#### What is expected:
All of the records must be given again exactly.

#### Exercise material:
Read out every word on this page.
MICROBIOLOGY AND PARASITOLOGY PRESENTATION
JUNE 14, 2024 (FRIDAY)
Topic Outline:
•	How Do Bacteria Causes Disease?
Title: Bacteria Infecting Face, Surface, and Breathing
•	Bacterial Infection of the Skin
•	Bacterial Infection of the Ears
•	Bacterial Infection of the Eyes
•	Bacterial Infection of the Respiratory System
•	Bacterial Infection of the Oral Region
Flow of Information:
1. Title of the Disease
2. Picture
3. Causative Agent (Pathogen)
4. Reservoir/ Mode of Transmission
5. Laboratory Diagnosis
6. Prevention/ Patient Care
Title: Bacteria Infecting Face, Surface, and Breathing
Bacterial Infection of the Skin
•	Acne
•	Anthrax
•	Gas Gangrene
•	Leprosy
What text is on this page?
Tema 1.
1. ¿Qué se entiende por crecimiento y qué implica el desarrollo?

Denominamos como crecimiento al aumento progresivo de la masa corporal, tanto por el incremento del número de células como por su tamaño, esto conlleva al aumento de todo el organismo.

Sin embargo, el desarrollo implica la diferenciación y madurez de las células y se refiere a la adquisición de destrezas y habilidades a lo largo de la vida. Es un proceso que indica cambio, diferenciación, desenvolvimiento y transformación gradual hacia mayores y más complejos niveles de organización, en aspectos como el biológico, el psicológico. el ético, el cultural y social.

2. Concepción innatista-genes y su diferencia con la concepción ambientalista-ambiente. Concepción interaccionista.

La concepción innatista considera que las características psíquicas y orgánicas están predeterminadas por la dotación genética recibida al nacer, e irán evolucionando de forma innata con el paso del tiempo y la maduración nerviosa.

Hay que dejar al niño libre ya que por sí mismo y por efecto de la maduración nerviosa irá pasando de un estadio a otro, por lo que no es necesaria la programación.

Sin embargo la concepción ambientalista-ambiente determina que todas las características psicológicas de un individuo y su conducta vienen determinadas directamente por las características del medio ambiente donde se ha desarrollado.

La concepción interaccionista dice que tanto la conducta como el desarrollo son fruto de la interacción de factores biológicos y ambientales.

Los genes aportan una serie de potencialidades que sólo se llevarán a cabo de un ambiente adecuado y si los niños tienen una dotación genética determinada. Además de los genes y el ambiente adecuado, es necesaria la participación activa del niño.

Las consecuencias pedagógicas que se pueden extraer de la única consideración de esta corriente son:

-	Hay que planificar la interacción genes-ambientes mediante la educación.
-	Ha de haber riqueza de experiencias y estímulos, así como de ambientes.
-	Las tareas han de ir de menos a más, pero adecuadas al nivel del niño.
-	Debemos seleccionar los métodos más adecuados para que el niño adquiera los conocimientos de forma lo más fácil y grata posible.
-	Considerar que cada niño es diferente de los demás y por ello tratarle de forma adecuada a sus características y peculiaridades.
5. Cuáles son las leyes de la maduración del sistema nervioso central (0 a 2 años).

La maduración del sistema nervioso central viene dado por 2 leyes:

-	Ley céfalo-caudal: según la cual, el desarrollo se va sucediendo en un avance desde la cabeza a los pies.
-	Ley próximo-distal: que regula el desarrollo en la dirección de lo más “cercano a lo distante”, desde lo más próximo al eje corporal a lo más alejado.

#### Solution to this task:
Read out every word on this page.
MICROBIOLOGY AND PARASITOLOGY PRESENTATION
JUNE 14, 2024 (FRIDAY)
Topic Outline:
•	How Do Bacteria Causes Disease?
Title: Bacteria Infecting Face, Surface, and Breathing
•	Bacterial Infection of the Skin
•	Bacterial Infection of the Ears
•	Bacterial Infection of the Eyes
•	Bacterial Infection of the Respiratory System
•	Bacterial Infection of the Oral Region
Flow of Information:
1. Title of the Disease
2. Picture
3. Causative Agent (Pathogen)
4. Reservoir/ Mode of Transmission
5. Laboratory Diagnosis
6. Prevention/ Patient Care
Title: Bacteria Infecting Face, Surface, and Breathing
Bacterial Infection of the Skin
•	Acne
•	Anthrax
•	Gas Gangrene
•	Leprosy
What text is on this page?
Tema 1.
1. ¿Qué se entiende por crecimiento y qué implica el desarrollo?

Denominamos como crecimiento al aumento progresivo de la masa corporal, tanto por el incremento del número de células como por su tamaño, esto conlleva al aumento de todo el organismo.

Sin embargo, el desarrollo implica la diferenciación y madurez de las células y se refiere a la adquisición de destrezas y habilidades a lo largo de la vida. Es un proceso que indica cambio, diferenciación, desenvolvimiento y transformación gradual hacia mayores y más complejos niveles de organización, en aspectos como el biológico, el psicológico. el ético, el cultural y social.

2. Concepción innatista-genes y su diferencia con la concepción ambientalista-ambiente. Concepción interaccionista.

La concepción innatista considera que las características psíquicas y orgánicas están predeterminadas por la dotación genética recibida al nacer, e irán evolucionando de forma innata con el paso del tiempo y la maduración nerviosa.

Hay que dejar al niño libre ya que por sí mismo y por efecto de la maduración nerviosa irá pasando de un estadio a otro, por lo que no es necesaria la programación.

Sin embargo la concepción ambientalista-ambiente determina que todas las características psicológicas de un individuo y su conducta vienen determinadas directamente por las características del medio ambiente donde se ha desarrollado.

La concepción interaccionista dice que tanto la conducta como el desarrollo son fruto de la interacción de factores biológicos y ambientales.

Los genes aportan una serie de potencialidades que sólo se llevarán a cabo de un ambiente adecuado y si los niños tienen una dotación genética determinada. Además de los genes y el ambiente adecuado, es necesaria la participación activa del niño.

Las consecuencias pedagógicas que se pueden extraer de la única consideración de esta corriente son:

-	Hay que planificar la interacción genes-ambientes mediante la educación.
-	Ha de haber riqueza de experiencias y estímulos, así como de ambientes.
-	Las tareas han de ir de menos a más, pero adecuadas al nivel del niño.
-	Debemos seleccionar los métodos más adecuados para que el niño adquiera los conocimientos de forma lo más fácil y grata posible.
-	Considerar que cada niño es diferente de los demás y por ello tratarle de forma adecuada a sus características y peculiaridades.
5. Cuáles son las leyes de la maduración del sistema nervioso central (0 a 2 años).

La maduración del sistema nervioso central viene dado por 2 leyes:

-	Ley céfalo-caudal: según la cual, el desarrollo se va sucediendo en un avance desde la cabeza a los pies.
-	Ley próximo-distal: que regula el desarrollo en la dirección de lo más “cercano a lo distante”, desde lo más próximo al eje corporal a lo más alejado.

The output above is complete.